**WHAT THE TASK ASKS**
When you respond, write out each entry exactly as it stands.

**DATA SHOWN**
______

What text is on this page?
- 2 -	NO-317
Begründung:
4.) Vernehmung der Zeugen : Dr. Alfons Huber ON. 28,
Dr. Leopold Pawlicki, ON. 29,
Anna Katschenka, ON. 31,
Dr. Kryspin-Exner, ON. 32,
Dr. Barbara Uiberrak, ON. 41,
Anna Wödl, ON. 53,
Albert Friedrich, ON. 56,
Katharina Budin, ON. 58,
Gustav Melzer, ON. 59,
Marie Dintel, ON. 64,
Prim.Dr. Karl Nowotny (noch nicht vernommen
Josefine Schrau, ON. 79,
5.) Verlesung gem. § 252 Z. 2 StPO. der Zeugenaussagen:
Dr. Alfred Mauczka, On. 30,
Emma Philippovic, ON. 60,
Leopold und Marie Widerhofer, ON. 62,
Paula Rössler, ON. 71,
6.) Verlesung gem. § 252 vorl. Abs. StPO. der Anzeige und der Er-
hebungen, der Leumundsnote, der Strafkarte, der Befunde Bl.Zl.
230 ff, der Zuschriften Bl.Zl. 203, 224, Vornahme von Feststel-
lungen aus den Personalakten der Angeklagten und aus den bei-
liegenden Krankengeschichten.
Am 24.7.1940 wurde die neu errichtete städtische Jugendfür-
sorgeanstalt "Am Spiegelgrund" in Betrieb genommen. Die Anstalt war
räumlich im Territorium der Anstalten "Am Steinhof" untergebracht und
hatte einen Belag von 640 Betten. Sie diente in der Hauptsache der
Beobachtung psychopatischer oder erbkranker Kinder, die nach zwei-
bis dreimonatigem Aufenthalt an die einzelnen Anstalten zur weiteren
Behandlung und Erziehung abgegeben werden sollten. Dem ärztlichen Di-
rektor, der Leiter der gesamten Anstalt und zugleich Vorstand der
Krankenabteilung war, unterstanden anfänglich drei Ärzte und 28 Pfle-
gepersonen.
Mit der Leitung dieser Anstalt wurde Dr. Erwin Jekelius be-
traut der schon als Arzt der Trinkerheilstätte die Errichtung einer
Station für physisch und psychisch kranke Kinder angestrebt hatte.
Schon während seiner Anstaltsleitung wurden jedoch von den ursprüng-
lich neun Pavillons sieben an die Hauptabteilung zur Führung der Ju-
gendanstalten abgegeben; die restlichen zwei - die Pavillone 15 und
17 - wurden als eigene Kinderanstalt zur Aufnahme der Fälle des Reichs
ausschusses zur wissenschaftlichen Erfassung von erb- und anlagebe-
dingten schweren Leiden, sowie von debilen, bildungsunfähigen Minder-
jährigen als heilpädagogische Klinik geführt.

______

**TASK RESPONSE**
What text is on this page?
- 2 -	NO-317
Begründung:
4.) Vernehmung der Zeugen : Dr. Alfons Huber ON. 28,
Dr. Leopold Pawlicki, ON. 29,
Anna Katschenka, ON. 31,
Dr. Kryspin-Exner, ON. 32,
Dr. Barbara Uiberrak, ON. 41,
Anna Wödl, ON. 53,
Albert Friedrich, ON. 56,
Katharina Budin, ON. 58,
Gustav Melzer, ON. 59,
Marie Dintel, ON. 64,
Prim.Dr. Karl Nowotny (noch nicht vernommen
Josefine Schrau, ON. 79,
5.) Verlesung gem. § 252 Z. 2 StPO. der Zeugenaussagen:
Dr. Alfred Mauczka, On. 30,
Emma Philippovic, ON. 60,
Leopold und Marie Widerhofer, ON. 62,
Paula Rössler, ON. 71,
6.) Verlesung gem. § 252 vorl. Abs. StPO. der Anzeige und der Er-
hebungen, der Leumundsnote, der Strafkarte, der Befunde Bl.Zl.
230 ff, der Zuschriften Bl.Zl. 203, 224, Vornahme von Feststel-
lungen aus den Personalakten der Angeklagten und aus den bei-
liegenden Krankengeschichten.
Am 24.7.1940 wurde die neu errichtete städtische Jugendfür-
sorgeanstalt "Am Spiegelgrund" in Betrieb genommen. Die Anstalt war
räumlich im Territorium der Anstalten "Am Steinhof" untergebracht und
hatte einen Belag von 640 Betten. Sie diente in der Hauptsache der
Beobachtung psychopatischer oder erbkranker Kinder, die nach zwei-
bis dreimonatigem Aufenthalt an die einzelnen Anstalten zur weiteren
Behandlung und Erziehung abgegeben werden sollten. Dem ärztlichen Di-
rektor, der Leiter der gesamten Anstalt und zugleich Vorstand der
Krankenabteilung war, unterstanden anfänglich drei Ärzte und 28 Pfle-
gepersonen.
Mit der Leitung dieser Anstalt wurde Dr. Erwin Jekelius be-
traut der schon als Arzt der Trinkerheilstätte die Errichtung einer
Station für physisch und psychisch kranke Kinder angestrebt hatte.
Schon während seiner Anstaltsleitung wurden jedoch von den ursprüng-
lich neun Pavillons sieben an die Hauptabteilung zur Führung der Ju-
gendanstalten abgegeben; die restlichen zwei - die Pavillone 15 und
17 - wurden als eigene Kinderanstalt zur Aufnahme der Fälle des Reichs
ausschusses zur wissenschaftlichen Erfassung von erb- und anlagebe-
dingten schweren Leiden, sowie von debilen, bildungsunfähigen Minder-
jährigen als heilpädagogische Klinik geführt.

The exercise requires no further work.